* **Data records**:
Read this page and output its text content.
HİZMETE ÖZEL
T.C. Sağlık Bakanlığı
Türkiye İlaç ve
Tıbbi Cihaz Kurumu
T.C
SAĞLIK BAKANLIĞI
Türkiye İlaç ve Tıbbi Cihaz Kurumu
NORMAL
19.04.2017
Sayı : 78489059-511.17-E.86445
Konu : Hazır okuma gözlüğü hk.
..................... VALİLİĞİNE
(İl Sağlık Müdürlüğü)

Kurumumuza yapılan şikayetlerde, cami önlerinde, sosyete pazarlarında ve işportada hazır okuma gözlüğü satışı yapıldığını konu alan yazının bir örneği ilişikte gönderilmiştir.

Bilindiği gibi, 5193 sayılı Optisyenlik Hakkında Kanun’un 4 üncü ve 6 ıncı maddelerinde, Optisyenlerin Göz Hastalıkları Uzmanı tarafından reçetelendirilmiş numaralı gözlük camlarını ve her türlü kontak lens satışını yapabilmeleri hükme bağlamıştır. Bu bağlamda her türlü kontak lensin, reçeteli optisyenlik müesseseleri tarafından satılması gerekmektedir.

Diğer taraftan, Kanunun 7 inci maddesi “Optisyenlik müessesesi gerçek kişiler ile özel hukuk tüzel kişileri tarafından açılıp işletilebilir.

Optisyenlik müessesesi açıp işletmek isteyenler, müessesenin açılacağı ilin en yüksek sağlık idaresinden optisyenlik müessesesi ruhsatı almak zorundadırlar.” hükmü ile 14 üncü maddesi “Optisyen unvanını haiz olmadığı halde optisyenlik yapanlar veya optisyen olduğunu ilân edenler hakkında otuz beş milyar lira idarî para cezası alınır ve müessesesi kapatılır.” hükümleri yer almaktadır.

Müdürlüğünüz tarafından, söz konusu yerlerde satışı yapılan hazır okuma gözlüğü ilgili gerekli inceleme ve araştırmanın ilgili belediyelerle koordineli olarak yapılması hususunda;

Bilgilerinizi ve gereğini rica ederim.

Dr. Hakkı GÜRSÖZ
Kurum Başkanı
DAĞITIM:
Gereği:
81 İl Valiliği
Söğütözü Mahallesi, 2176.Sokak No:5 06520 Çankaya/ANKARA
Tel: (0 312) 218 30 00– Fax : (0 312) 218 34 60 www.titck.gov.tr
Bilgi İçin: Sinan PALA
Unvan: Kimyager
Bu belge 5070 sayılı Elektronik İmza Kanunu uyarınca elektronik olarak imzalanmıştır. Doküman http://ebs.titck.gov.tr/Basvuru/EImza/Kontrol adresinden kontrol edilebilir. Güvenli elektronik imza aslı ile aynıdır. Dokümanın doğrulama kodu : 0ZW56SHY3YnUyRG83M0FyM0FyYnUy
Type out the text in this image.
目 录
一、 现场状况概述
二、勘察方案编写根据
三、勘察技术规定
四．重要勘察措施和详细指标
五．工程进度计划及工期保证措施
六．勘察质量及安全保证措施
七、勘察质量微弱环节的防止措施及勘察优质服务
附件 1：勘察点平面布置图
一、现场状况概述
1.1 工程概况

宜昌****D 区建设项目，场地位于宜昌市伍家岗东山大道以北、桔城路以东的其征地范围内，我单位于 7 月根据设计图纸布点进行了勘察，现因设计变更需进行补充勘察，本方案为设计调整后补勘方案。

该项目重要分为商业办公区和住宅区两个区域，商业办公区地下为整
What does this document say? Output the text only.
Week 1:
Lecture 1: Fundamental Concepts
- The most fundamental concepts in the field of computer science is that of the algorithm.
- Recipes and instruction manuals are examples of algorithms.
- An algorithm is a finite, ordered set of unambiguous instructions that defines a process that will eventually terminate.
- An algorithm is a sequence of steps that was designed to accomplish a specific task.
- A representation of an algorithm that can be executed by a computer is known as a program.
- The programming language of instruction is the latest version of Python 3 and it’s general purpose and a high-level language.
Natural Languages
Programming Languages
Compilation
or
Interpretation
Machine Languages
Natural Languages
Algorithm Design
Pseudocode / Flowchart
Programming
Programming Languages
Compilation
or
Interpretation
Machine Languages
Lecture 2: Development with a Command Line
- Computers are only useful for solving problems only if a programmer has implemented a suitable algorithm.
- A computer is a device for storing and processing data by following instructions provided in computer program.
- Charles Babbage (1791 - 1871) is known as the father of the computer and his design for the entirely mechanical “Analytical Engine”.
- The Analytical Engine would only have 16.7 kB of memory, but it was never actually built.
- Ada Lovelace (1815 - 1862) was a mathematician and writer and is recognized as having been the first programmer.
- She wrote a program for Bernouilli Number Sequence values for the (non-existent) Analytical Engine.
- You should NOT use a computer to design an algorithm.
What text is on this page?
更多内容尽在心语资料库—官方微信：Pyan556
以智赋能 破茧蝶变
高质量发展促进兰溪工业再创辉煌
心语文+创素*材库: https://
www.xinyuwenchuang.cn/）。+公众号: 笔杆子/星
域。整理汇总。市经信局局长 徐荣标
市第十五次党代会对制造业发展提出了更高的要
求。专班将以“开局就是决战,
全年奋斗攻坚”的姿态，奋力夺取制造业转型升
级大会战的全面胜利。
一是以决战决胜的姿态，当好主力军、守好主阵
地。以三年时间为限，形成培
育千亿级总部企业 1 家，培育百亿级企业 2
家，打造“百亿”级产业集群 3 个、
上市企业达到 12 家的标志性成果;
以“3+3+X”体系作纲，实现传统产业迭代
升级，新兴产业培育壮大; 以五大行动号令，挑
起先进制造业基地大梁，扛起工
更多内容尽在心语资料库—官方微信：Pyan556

* **GOAL**: The answer is a single number, the count of lines in the records that contain the string "yapılan".

* **SOLVED PROBLEM**: 2